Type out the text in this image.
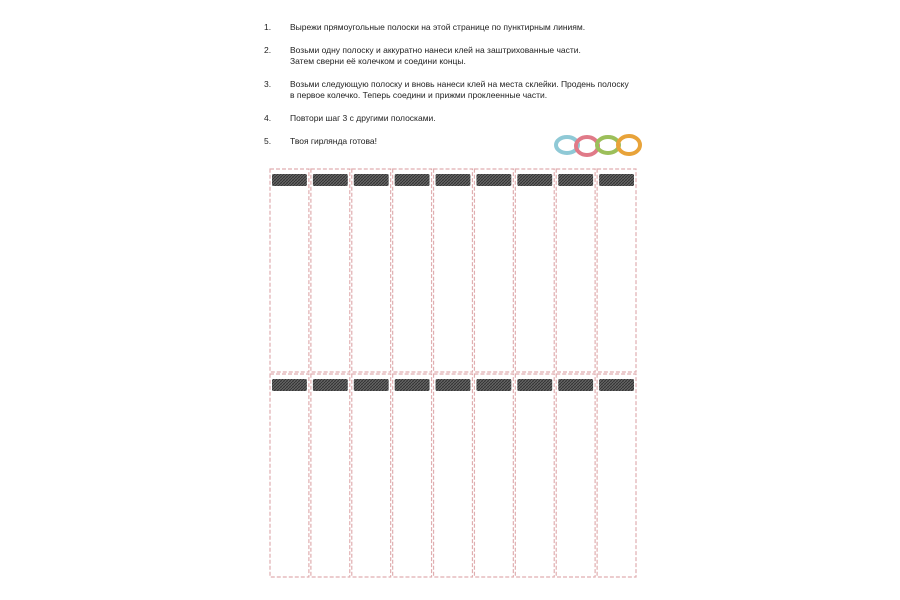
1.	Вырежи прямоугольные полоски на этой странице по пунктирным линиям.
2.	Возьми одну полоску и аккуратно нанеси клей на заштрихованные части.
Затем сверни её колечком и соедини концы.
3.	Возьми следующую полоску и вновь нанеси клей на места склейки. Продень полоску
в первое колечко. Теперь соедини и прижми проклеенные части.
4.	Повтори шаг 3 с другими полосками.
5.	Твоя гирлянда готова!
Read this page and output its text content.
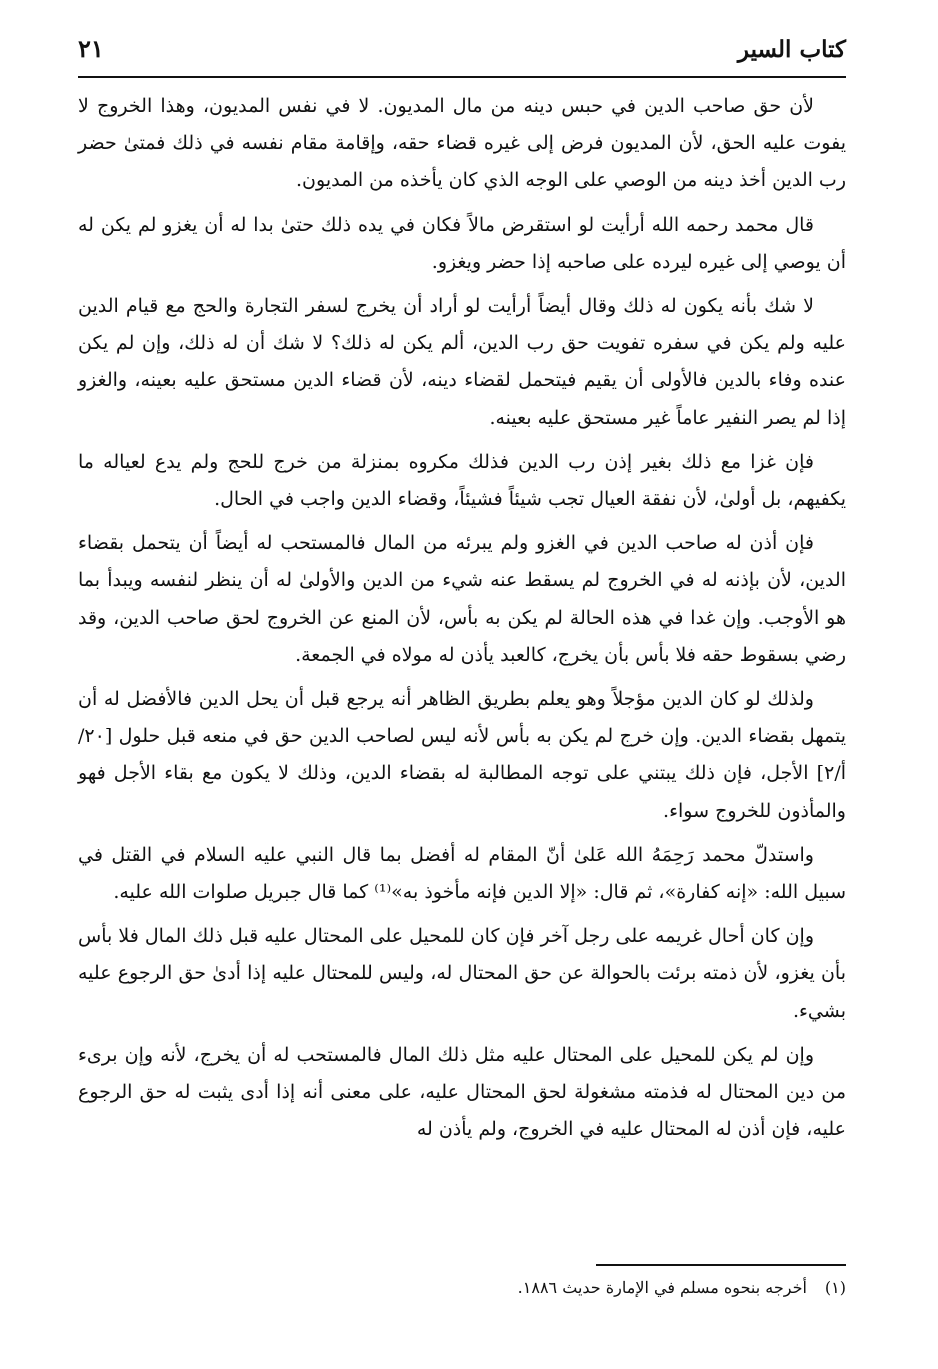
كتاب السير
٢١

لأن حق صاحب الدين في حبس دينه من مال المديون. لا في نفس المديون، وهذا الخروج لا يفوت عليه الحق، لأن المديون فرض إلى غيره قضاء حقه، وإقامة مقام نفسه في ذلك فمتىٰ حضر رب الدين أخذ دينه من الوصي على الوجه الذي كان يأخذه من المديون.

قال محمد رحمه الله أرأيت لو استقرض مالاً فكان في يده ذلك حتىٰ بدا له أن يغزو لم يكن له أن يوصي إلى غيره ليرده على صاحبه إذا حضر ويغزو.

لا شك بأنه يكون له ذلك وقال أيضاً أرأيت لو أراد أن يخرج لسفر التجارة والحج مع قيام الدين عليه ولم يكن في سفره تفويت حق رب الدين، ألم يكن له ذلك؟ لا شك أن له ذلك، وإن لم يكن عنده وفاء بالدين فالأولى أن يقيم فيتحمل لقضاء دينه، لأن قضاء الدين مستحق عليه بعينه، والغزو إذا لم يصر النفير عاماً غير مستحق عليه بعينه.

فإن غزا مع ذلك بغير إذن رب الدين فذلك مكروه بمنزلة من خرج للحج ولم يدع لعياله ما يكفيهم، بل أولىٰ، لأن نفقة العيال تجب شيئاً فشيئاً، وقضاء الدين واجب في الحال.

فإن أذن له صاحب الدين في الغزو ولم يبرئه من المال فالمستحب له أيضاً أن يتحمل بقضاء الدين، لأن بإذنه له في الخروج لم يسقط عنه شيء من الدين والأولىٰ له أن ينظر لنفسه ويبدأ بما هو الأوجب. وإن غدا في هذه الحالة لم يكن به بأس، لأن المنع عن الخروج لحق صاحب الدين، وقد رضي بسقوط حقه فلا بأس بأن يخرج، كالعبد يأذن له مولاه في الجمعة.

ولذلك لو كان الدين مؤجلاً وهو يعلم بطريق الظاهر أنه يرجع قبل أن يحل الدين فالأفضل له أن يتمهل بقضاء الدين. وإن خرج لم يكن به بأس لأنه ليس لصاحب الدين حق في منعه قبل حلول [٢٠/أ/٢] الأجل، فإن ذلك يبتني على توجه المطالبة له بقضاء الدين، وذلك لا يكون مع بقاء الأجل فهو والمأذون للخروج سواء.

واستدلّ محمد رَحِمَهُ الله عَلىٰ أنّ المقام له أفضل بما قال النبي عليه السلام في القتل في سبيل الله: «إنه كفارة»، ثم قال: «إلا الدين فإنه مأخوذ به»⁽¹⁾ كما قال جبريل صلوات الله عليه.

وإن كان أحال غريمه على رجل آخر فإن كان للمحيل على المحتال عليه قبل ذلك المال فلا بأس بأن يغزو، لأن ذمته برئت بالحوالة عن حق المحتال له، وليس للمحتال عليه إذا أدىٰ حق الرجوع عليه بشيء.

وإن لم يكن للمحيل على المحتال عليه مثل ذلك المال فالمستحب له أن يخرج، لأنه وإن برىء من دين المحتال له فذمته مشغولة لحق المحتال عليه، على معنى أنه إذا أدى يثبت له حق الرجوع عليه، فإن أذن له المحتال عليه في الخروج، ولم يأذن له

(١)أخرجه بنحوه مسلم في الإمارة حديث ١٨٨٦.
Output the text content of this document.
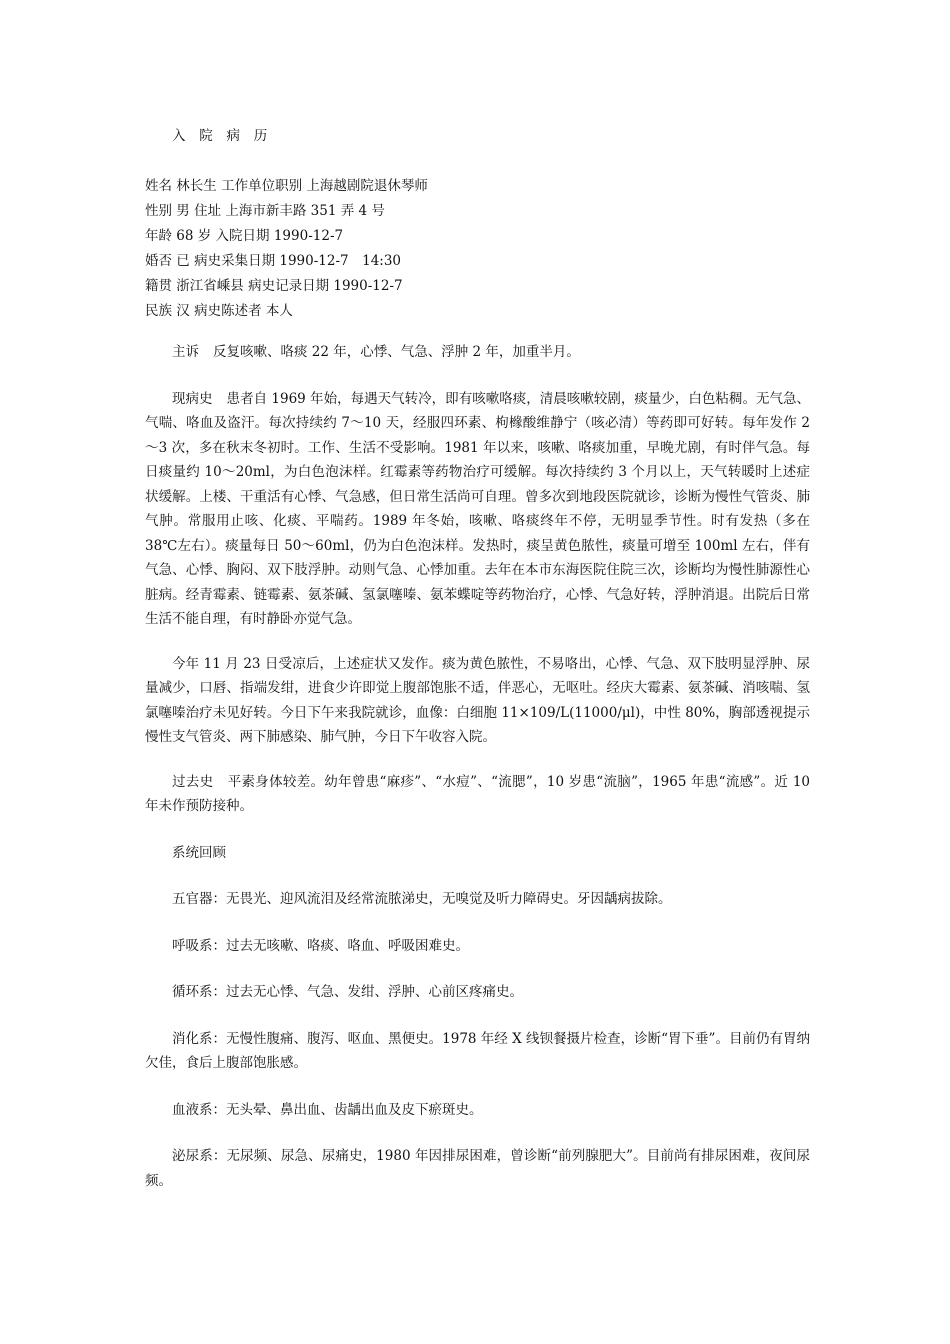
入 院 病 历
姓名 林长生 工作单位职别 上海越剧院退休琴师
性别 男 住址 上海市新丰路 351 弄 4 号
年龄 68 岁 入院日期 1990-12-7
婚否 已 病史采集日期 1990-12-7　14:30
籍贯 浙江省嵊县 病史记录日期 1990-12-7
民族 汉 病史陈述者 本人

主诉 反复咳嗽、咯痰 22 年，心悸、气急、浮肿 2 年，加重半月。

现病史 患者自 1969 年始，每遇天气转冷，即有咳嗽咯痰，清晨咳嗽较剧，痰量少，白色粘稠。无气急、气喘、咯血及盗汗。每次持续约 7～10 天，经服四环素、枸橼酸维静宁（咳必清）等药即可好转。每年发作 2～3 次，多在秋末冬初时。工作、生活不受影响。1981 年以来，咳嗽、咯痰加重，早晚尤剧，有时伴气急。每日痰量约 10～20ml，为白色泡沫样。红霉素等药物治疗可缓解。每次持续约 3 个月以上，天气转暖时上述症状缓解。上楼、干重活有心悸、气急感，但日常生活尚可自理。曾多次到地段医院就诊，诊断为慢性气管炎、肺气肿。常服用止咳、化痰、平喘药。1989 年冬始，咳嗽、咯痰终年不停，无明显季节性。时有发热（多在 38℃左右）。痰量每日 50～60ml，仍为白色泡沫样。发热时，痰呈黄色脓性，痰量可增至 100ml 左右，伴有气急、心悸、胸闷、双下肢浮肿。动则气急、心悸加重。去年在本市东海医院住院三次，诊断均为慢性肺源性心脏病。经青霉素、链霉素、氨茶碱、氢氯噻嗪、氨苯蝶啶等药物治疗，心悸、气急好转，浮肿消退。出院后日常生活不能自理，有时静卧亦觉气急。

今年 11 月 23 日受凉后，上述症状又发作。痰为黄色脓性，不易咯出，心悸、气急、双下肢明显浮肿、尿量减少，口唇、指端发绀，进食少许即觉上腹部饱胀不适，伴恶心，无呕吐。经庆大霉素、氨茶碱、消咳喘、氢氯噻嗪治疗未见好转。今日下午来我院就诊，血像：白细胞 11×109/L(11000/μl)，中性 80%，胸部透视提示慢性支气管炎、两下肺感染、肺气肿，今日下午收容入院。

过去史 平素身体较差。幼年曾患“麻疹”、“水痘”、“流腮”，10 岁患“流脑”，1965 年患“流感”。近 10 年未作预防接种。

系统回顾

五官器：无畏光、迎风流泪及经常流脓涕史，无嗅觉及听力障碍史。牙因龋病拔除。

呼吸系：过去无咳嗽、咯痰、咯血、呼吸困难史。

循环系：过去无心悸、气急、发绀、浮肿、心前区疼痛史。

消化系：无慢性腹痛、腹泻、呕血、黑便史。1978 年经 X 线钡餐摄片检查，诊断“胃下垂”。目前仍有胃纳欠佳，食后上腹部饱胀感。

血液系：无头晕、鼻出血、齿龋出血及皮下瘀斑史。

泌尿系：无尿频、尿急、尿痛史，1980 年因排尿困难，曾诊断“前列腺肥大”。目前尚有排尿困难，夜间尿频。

※ ※ ※

▸ **Task goal**:
Using the listing above, show each line holding the string "полоску".

▸ **Complete output**:
2.	Возьми одну полоску и аккуратно нанеси клей на заштрихованные части.
3.	Возьми следующую полоску и вновь нанеси клей на места склейки. Продень полоску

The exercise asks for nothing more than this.